-- begin --

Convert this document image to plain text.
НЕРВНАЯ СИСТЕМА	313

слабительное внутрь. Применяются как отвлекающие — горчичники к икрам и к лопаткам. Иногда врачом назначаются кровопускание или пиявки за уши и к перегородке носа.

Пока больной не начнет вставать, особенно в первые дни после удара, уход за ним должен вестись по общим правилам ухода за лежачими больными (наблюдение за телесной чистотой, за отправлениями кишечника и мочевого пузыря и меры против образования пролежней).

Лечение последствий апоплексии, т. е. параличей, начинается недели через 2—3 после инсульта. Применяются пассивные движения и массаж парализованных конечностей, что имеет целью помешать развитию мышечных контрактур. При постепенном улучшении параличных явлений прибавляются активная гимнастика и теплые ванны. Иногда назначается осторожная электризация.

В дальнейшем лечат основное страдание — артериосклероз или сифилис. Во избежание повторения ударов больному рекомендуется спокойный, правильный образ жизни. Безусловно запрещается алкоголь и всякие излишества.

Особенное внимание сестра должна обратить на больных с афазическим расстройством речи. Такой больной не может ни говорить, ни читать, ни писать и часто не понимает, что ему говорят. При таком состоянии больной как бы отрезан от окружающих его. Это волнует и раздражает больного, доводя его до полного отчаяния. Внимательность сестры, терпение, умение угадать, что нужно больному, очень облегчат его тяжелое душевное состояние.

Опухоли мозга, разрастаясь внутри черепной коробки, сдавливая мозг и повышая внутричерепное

-- end --

What you need to do: Reproduce the entries above in full by retyping them exactly.

The answer:
Convert this document image to plain text.
НЕРВНАЯ СИСТЕМА	313

слабительное внутрь. Применяются как отвлекающие — горчичники к икрам и к лопаткам. Иногда врачом назначаются кровопускание или пиявки за уши и к перегородке носа.

Пока больной не начнет вставать, особенно в первые дни после удара, уход за ним должен вестись по общим правилам ухода за лежачими больными (наблюдение за телесной чистотой, за отправлениями кишечника и мочевого пузыря и меры против образования пролежней).

Лечение последствий апоплексии, т. е. параличей, начинается недели через 2—3 после инсульта. Применяются пассивные движения и массаж парализованных конечностей, что имеет целью помешать развитию мышечных контрактур. При постепенном улучшении параличных явлений прибавляются активная гимнастика и теплые ванны. Иногда назначается осторожная электризация.

В дальнейшем лечат основное страдание — артериосклероз или сифилис. Во избежание повторения ударов больному рекомендуется спокойный, правильный образ жизни. Безусловно запрещается алкоголь и всякие излишества.

Особенное внимание сестра должна обратить на больных с афазическим расстройством речи. Такой больной не может ни говорить, ни читать, ни писать и часто не понимает, что ему говорят. При таком состоянии больной как бы отрезан от окружающих его. Это волнует и раздражает больного, доводя его до полного отчаяния. Внимательность сестры, терпение, умение угадать, что нужно больному, очень облегчат его тяжелое душевное состояние.

Опухоли мозга, разрастаясь внутри черепной коробки, сдавливая мозг и повышая внутричерепное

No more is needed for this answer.